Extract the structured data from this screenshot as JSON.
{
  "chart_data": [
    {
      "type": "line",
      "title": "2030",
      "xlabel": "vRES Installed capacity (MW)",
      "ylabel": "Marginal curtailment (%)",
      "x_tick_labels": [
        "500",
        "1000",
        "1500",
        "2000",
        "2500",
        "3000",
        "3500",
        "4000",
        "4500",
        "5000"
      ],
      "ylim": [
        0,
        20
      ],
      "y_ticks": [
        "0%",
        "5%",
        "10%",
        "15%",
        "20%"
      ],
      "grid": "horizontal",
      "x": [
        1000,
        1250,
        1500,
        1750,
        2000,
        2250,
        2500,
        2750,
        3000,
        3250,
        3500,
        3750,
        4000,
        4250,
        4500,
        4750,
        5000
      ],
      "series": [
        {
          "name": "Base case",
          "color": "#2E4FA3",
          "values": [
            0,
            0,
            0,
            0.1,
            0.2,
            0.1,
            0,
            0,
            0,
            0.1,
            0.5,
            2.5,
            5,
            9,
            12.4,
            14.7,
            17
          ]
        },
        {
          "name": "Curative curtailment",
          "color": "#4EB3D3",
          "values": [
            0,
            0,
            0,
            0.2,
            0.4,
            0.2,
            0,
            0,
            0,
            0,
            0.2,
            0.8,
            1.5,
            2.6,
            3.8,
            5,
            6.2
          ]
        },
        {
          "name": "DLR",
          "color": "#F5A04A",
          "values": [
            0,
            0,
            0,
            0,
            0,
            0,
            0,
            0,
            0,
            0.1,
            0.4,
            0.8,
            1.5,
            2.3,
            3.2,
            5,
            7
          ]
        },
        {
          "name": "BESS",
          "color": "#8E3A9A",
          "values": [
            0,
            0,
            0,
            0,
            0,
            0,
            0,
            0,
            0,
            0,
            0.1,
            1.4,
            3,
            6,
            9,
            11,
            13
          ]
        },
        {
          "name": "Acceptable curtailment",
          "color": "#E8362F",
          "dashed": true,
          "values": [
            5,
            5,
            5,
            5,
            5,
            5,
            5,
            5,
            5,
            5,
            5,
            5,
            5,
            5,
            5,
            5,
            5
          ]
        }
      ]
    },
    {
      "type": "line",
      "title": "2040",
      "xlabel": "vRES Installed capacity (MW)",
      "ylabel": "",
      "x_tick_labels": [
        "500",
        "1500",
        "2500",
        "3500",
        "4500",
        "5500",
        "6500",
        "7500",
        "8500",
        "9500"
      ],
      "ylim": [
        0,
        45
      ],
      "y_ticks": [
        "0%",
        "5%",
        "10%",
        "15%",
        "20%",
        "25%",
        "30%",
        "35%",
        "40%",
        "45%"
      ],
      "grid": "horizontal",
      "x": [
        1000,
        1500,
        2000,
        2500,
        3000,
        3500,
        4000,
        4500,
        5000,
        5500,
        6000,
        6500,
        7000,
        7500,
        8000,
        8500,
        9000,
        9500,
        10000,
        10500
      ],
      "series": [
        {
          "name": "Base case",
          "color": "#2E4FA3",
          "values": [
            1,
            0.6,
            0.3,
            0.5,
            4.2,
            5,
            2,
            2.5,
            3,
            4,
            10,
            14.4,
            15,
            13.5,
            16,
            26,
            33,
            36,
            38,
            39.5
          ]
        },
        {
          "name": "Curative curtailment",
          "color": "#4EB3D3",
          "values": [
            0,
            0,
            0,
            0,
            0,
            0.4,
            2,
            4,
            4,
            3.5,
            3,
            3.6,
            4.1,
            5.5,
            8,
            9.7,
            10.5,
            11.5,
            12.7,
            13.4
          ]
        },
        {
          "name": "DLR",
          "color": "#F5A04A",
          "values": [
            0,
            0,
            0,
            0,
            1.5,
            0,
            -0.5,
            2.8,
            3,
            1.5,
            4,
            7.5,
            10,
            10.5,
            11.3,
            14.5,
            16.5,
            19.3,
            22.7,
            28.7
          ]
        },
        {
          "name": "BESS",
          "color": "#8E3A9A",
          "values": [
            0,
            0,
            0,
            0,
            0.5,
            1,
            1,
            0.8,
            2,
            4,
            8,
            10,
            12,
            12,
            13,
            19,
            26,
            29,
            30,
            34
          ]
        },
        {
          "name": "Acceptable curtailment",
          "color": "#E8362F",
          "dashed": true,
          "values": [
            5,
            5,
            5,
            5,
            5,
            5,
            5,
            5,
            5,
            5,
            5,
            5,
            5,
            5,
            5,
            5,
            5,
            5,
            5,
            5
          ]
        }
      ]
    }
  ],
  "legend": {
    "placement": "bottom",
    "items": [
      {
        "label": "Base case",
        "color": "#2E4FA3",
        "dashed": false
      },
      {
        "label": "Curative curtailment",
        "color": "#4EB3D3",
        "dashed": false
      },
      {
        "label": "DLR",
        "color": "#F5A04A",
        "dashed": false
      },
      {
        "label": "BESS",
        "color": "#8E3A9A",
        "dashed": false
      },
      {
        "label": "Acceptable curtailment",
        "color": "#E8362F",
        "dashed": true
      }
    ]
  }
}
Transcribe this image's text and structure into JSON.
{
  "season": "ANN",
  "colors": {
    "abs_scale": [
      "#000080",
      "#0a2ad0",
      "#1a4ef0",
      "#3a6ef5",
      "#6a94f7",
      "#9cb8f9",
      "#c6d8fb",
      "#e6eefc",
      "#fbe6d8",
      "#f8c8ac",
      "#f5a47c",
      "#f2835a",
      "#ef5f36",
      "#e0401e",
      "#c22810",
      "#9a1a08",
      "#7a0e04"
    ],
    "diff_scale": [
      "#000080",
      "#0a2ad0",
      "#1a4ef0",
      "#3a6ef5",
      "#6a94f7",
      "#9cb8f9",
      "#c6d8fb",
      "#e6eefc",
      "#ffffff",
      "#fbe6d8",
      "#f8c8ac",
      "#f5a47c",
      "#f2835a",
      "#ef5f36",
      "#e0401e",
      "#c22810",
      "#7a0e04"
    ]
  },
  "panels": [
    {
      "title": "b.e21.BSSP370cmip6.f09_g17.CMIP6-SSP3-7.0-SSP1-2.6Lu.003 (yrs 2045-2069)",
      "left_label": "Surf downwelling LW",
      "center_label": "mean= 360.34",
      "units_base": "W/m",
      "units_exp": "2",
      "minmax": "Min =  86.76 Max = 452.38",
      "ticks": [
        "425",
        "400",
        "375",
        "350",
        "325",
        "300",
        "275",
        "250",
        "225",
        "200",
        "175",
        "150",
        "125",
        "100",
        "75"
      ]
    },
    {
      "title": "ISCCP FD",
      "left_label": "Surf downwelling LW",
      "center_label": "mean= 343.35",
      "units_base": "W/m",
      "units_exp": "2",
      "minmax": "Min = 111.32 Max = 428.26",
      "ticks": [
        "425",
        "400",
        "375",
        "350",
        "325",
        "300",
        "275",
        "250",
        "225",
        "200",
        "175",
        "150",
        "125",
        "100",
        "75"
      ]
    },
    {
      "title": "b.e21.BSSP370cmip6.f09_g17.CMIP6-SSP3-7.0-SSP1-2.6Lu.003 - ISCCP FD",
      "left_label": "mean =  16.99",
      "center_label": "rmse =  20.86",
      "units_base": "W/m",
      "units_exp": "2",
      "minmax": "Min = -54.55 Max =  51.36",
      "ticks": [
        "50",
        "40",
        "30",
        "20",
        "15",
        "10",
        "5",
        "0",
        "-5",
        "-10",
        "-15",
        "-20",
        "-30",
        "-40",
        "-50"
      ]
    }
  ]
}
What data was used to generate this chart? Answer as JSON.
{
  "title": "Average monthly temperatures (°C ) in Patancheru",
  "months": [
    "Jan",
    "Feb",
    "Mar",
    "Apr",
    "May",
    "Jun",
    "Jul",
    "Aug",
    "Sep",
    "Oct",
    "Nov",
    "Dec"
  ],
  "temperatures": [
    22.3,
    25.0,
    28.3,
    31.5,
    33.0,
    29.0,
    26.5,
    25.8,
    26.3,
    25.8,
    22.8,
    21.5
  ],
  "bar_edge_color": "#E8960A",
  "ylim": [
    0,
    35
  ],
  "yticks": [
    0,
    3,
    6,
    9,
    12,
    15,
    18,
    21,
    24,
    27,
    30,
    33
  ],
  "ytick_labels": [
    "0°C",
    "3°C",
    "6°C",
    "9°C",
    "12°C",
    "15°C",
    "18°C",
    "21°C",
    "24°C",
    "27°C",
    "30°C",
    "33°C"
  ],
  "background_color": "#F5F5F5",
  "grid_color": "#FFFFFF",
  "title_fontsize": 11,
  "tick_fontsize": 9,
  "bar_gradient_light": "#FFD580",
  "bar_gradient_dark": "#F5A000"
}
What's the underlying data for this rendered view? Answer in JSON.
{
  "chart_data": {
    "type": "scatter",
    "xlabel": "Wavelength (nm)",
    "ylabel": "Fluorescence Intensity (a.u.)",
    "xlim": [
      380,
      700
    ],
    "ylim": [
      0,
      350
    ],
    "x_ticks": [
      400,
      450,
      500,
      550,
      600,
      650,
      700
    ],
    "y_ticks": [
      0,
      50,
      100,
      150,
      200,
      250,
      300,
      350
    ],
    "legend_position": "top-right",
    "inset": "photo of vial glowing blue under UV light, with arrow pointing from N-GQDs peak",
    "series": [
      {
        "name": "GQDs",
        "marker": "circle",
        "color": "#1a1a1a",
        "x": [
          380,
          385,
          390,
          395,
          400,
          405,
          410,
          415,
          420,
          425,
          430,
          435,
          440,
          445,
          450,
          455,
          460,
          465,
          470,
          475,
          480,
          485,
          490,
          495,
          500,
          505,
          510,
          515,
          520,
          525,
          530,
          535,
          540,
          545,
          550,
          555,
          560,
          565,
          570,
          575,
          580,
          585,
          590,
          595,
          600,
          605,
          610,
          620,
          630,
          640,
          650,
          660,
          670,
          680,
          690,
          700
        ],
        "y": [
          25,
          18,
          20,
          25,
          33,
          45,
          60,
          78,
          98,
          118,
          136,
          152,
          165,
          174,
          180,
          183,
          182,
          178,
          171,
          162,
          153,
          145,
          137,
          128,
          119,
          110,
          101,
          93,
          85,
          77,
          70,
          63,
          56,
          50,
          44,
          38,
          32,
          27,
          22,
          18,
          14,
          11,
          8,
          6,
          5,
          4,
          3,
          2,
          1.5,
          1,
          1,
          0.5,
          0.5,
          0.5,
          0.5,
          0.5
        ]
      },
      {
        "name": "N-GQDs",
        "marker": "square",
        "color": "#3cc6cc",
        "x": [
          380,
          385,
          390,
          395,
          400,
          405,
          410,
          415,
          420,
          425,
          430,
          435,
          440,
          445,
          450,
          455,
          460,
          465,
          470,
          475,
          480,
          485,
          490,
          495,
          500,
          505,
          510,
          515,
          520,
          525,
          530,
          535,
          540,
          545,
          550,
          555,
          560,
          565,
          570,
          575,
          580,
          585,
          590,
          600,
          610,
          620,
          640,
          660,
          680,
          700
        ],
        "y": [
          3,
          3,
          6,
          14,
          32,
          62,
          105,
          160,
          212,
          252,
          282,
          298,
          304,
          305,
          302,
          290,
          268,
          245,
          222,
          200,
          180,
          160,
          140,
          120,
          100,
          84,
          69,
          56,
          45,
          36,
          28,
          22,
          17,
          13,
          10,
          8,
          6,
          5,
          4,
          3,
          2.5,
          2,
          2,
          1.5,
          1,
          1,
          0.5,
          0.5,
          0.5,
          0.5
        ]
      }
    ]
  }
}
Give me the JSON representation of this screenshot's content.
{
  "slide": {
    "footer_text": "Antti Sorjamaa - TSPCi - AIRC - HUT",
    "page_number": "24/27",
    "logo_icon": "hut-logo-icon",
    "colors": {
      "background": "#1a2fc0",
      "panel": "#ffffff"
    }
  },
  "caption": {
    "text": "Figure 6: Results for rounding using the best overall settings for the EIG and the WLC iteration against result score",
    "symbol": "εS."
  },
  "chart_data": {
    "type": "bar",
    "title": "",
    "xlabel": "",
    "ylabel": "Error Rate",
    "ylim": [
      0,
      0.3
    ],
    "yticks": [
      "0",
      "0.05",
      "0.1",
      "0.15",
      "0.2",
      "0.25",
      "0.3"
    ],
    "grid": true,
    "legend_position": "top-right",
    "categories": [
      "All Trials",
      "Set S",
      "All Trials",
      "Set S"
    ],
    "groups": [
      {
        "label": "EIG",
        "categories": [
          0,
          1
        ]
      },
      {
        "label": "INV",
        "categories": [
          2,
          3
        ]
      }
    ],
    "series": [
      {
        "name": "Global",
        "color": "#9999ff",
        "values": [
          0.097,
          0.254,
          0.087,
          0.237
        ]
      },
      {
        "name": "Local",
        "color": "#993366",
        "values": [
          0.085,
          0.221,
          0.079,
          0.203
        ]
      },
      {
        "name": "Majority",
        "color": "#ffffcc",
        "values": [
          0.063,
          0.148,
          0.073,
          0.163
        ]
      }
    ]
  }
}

· · · ·

### [OBJECTIVE]
From the entries above, extract each line containing "type".

### [THE REPLY]
      "type": "line",
      "type": "line",
    "type": "scatter",
    "type": "bar",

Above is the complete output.